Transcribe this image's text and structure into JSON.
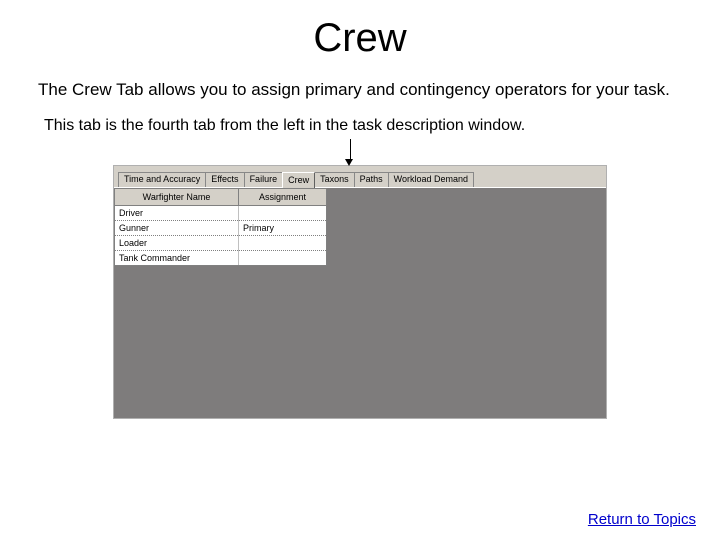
{
  "title": "Crew",
  "intro": "The Crew Tab allows you to assign primary and contingency operators for your task.",
  "sub": "This tab is the fourth tab from the left in the task description window.",
  "tabs": [
    {
      "label": "Time and Accuracy"
    },
    {
      "label": "Effects"
    },
    {
      "label": "Failure"
    },
    {
      "label": "Crew"
    },
    {
      "label": "Taxons"
    },
    {
      "label": "Paths"
    },
    {
      "label": "Workload Demand"
    }
  ],
  "grid": {
    "headers": {
      "name": "Warfighter Name",
      "assignment": "Assignment"
    },
    "rows": [
      {
        "name": "Driver",
        "assignment": ""
      },
      {
        "name": "Gunner",
        "assignment": "Primary"
      },
      {
        "name": "Loader",
        "assignment": ""
      },
      {
        "name": "Tank Commander",
        "assignment": ""
      }
    ]
  },
  "return_link": "Return to Topics"
}
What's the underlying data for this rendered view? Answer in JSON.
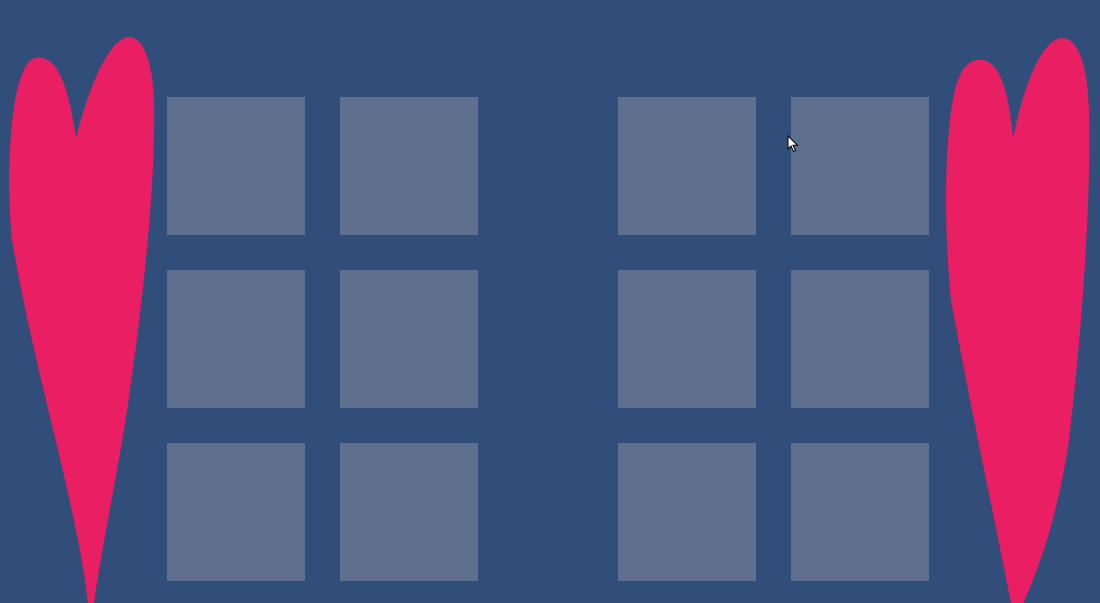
{
  "scene": {
    "background_color": "#314d79",
    "heart_color": "#e91e63",
    "slot_color": "#5e708d"
  },
  "decorations": {
    "left": {
      "icon": "heart-icon"
    },
    "right": {
      "icon": "heart-icon"
    }
  },
  "grids": [
    {
      "name": "left",
      "columns": 2,
      "rows": 3,
      "slots": [
        "",
        "",
        "",
        "",
        "",
        ""
      ]
    },
    {
      "name": "right",
      "columns": 2,
      "rows": 3,
      "slots": [
        "",
        "",
        "",
        "",
        "",
        ""
      ]
    }
  ],
  "cursor": {
    "icon": "mouse-pointer-icon"
  }
}
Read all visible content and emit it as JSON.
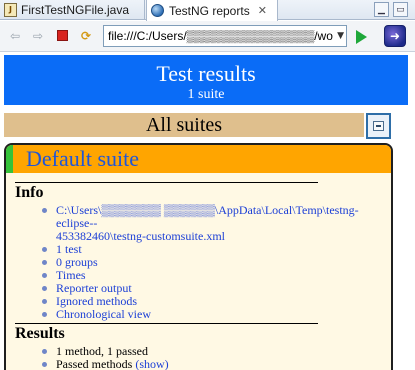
{
  "tabs": [
    {
      "label": "FirstTestNGFile.java",
      "icon": "java-file-icon"
    },
    {
      "label": "TestNG reports",
      "icon": "globe-icon",
      "close": "✕"
    }
  ],
  "toolbar": {
    "url": "file:///C:/Users/▒▒▒▒▒▒▒▒▒▒▒▒▒▒▒/wo"
  },
  "header": {
    "title": "Test results",
    "subtitle": "1 suite"
  },
  "suites_bar": {
    "label": "All suites"
  },
  "suite": {
    "name": "Default suite",
    "info": {
      "title": "Info",
      "items": [
        {
          "line1": "C:\\Users\\▒▒▒▒▒▒▒ ▒▒▒▒▒▒\\AppData\\Local\\Temp\\testng-eclipse--",
          "line2": "453382460\\testng-customsuite.xml"
        },
        {
          "label": "1 test"
        },
        {
          "label": "0 groups"
        },
        {
          "label": "Times"
        },
        {
          "label": "Reporter output"
        },
        {
          "label": "Ignored methods"
        },
        {
          "label": "Chronological view"
        }
      ]
    },
    "results": {
      "title": "Results",
      "items": [
        {
          "label": "1 method, 1 passed"
        },
        {
          "label": "Passed methods",
          "action": "(show)"
        }
      ]
    }
  },
  "colors": {
    "header_bg": "#0a6cf7",
    "suites_bar_bg": "#dfbf8d",
    "suite_head_bg": "#ffa500",
    "suite_passed_marker": "#35c23a",
    "card_bg": "#fff9e4",
    "link": "#1c3fd6"
  }
}
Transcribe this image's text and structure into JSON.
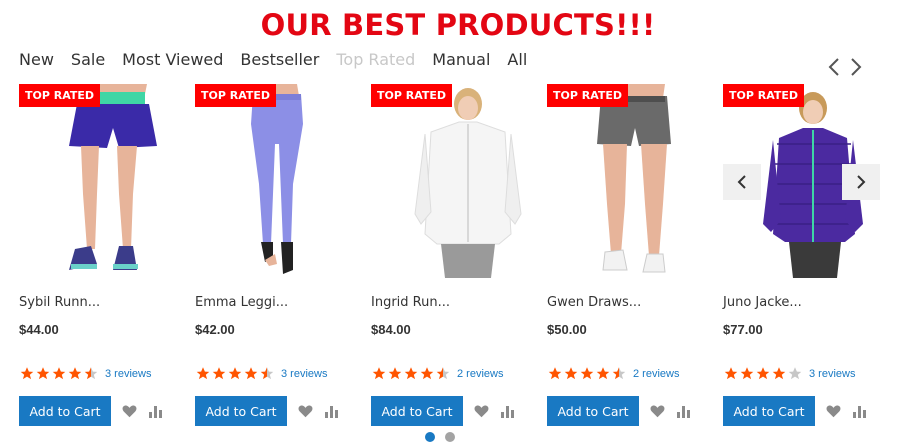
{
  "heading": "OUR BEST PRODUCTS!!!",
  "tabs": [
    {
      "label": "New"
    },
    {
      "label": "Sale"
    },
    {
      "label": "Most Viewed"
    },
    {
      "label": "Bestseller"
    },
    {
      "label": "Top Rated",
      "active": true
    },
    {
      "label": "Manual"
    },
    {
      "label": "All"
    }
  ],
  "nav": {
    "prev_icon": "chevron-left-icon",
    "next_icon": "chevron-right-icon"
  },
  "products": [
    {
      "badge": "TOP RATED",
      "name": "Sybil Runn...",
      "price": "$44.00",
      "rating_stars": 4.5,
      "reviews": "3 reviews",
      "add_to_cart": "Add to Cart"
    },
    {
      "badge": "TOP RATED",
      "name": "Emma Leggi...",
      "price": "$42.00",
      "rating_stars": 4.5,
      "reviews": "3 reviews",
      "add_to_cart": "Add to Cart"
    },
    {
      "badge": "TOP RATED",
      "name": "Ingrid Run...",
      "price": "$84.00",
      "rating_stars": 4.5,
      "reviews": "2 reviews",
      "add_to_cart": "Add to Cart"
    },
    {
      "badge": "TOP RATED",
      "name": "Gwen Draws...",
      "price": "$50.00",
      "rating_stars": 4.5,
      "reviews": "2 reviews",
      "add_to_cart": "Add to Cart"
    },
    {
      "badge": "TOP RATED",
      "name": "Juno Jacke...",
      "price": "$77.00",
      "rating_stars": 4,
      "reviews": "3 reviews",
      "add_to_cart": "Add to Cart"
    }
  ],
  "pagination": {
    "pages": 2,
    "active": 1
  },
  "colors": {
    "accent": "#1979c3",
    "badge": "#ff0000",
    "title": "#e30613",
    "star": "#ff5501",
    "star_empty": "#c7c7c7"
  }
}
☆ ☆ ☆ ☆ ☆
§ **EXERCISE TASK**
Pick each line holding the word "java" out of the listing.

§ **FINISHED ANSWER**
      "label": "FirstTestNGFile.java",
      "icon": "java-file-icon"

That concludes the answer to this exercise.